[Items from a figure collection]
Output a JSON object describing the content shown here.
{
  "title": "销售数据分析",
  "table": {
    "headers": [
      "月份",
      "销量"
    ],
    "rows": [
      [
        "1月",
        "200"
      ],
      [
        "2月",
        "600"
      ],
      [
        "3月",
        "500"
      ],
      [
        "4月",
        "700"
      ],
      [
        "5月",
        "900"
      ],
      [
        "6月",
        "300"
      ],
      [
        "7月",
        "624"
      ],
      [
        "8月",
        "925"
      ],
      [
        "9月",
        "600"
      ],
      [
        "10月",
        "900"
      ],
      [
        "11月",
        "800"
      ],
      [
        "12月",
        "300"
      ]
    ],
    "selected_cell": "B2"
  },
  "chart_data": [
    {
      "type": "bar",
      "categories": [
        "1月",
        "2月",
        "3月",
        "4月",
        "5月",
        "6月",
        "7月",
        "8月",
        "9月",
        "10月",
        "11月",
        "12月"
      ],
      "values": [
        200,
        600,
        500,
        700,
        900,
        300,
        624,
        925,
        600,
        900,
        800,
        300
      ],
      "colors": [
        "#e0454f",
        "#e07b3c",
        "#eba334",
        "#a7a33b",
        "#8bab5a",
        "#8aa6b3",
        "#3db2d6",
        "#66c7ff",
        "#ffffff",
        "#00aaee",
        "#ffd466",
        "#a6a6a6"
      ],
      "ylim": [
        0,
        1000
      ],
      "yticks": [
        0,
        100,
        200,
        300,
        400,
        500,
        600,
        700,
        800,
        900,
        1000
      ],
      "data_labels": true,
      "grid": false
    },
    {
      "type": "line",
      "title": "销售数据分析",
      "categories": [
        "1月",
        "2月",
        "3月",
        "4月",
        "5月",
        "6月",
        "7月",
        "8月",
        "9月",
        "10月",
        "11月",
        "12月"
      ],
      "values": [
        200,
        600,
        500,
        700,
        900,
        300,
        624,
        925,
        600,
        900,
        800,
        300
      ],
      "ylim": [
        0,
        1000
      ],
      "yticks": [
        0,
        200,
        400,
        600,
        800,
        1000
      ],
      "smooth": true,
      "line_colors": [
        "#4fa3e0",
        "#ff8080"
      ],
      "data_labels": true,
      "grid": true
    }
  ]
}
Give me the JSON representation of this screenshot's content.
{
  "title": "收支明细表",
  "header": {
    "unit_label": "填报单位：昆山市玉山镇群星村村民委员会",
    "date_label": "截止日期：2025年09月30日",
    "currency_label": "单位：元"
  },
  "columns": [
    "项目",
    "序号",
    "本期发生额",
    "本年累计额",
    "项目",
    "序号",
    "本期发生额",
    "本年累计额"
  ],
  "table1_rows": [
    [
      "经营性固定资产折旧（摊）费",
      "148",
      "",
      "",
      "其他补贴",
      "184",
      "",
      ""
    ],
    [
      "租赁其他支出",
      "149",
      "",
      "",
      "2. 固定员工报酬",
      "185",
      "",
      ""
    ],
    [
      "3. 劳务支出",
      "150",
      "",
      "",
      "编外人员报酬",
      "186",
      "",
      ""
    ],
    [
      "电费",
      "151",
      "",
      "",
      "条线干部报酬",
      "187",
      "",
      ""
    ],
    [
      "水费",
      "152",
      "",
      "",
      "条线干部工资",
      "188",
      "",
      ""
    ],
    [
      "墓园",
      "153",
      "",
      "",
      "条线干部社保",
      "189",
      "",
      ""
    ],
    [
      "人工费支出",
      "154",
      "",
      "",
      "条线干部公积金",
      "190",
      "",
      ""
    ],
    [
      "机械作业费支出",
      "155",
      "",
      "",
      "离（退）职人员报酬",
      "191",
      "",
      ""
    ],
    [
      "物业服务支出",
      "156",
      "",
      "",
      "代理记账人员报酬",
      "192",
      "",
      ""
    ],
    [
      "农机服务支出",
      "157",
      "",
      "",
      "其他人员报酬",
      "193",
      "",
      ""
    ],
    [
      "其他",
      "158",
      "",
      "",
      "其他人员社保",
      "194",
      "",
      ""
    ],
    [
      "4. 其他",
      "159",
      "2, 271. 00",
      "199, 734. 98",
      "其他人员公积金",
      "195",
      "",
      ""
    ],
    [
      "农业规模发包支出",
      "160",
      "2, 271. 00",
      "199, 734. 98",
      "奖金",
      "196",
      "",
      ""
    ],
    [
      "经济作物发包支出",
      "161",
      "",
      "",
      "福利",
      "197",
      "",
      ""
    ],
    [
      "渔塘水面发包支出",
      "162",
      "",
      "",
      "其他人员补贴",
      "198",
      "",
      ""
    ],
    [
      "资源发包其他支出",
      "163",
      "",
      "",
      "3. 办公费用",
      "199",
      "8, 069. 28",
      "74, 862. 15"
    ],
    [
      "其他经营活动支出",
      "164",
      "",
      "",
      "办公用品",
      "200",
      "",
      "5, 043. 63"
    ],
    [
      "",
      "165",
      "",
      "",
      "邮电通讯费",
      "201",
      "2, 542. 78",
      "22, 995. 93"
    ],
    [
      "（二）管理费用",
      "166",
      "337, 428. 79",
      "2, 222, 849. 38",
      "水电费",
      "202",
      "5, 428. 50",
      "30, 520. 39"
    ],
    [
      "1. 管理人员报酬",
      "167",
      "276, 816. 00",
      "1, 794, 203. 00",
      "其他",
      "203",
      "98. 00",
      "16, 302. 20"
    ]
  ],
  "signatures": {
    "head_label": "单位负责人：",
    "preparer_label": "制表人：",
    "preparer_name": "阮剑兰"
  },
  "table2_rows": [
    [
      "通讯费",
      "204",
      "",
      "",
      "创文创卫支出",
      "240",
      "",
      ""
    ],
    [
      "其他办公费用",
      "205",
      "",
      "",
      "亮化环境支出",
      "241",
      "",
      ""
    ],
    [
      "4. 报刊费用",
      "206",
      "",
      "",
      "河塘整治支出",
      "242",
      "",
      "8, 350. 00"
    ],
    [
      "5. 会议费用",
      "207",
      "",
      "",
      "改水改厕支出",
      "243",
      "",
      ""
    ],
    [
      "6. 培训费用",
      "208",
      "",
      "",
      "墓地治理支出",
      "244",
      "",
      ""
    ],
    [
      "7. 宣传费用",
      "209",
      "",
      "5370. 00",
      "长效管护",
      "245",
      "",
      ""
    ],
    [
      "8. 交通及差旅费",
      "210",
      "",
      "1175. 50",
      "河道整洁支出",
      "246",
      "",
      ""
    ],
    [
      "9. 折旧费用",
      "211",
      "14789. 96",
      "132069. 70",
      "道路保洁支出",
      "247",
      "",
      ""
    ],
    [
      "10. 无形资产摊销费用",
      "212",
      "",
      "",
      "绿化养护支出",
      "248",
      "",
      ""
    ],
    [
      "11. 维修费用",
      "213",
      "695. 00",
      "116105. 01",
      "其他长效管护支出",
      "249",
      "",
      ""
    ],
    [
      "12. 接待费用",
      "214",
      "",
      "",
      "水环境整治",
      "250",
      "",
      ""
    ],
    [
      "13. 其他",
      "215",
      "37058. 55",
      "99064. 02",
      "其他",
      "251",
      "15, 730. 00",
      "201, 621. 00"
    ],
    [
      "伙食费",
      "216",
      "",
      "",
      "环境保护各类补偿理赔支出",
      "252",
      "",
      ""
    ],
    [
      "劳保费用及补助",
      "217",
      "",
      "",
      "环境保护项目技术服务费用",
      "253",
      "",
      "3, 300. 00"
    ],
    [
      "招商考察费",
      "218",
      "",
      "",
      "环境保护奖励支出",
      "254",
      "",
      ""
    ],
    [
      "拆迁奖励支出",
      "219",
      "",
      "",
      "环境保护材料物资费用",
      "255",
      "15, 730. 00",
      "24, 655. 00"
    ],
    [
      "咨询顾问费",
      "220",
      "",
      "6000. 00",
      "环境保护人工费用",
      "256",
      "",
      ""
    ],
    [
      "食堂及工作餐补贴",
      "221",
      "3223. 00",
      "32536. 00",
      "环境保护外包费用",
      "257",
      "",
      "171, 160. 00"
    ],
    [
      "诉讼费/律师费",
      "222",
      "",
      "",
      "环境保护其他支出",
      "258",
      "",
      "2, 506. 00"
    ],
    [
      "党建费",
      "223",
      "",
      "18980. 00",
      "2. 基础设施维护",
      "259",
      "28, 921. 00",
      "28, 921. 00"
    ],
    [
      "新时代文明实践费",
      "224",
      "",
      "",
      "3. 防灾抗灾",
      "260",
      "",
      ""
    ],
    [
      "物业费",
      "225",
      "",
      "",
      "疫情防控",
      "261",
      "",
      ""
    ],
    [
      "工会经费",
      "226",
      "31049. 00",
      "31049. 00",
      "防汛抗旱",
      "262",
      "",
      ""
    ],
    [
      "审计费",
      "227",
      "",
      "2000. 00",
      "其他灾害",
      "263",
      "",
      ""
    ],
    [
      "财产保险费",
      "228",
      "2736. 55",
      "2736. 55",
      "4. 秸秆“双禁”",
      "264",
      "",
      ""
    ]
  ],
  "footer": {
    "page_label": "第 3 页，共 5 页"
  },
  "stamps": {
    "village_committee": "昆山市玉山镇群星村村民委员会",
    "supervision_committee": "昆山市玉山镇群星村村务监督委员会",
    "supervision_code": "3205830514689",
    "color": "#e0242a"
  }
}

## Exercise
Copy out every line of the listing that includes the string "true".

## Exercise response
      "data_labels": true,
      "smooth": true,
      "data_labels": true,
      "grid": true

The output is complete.